Data extract |

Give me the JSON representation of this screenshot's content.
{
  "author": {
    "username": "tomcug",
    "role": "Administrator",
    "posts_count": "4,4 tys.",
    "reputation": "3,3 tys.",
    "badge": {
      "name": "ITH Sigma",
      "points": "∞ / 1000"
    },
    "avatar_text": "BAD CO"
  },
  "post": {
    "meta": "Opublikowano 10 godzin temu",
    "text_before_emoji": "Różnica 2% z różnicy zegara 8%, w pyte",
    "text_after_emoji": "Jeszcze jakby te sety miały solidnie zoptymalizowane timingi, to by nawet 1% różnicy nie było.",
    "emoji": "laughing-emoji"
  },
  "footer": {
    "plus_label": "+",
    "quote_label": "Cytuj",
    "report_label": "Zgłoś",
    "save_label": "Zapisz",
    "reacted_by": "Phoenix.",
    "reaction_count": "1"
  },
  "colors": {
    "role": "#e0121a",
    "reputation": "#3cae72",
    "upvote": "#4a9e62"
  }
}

What you need to do | Return each line of the data exactly as written above.

Worked solution |
Give me the JSON representation of this screenshot's content.
{
  "author": {
    "username": "tomcug",
    "role": "Administrator",
    "posts_count": "4,4 tys.",
    "reputation": "3,3 tys.",
    "badge": {
      "name": "ITH Sigma",
      "points": "∞ / 1000"
    },
    "avatar_text": "BAD CO"
  },
  "post": {
    "meta": "Opublikowano 10 godzin temu",
    "text_before_emoji": "Różnica 2% z różnicy zegara 8%, w pyte",
    "text_after_emoji": "Jeszcze jakby te sety miały solidnie zoptymalizowane timingi, to by nawet 1% różnicy nie było.",
    "emoji": "laughing-emoji"
  },
  "footer": {
    "plus_label": "+",
    "quote_label": "Cytuj",
    "report_label": "Zgłoś",
    "save_label": "Zapisz",
    "reacted_by": "Phoenix.",
    "reaction_count": "1"
  },
  "colors": {
    "role": "#e0121a",
    "reputation": "#3cae72",
    "upvote": "#4a9e62"
  }
}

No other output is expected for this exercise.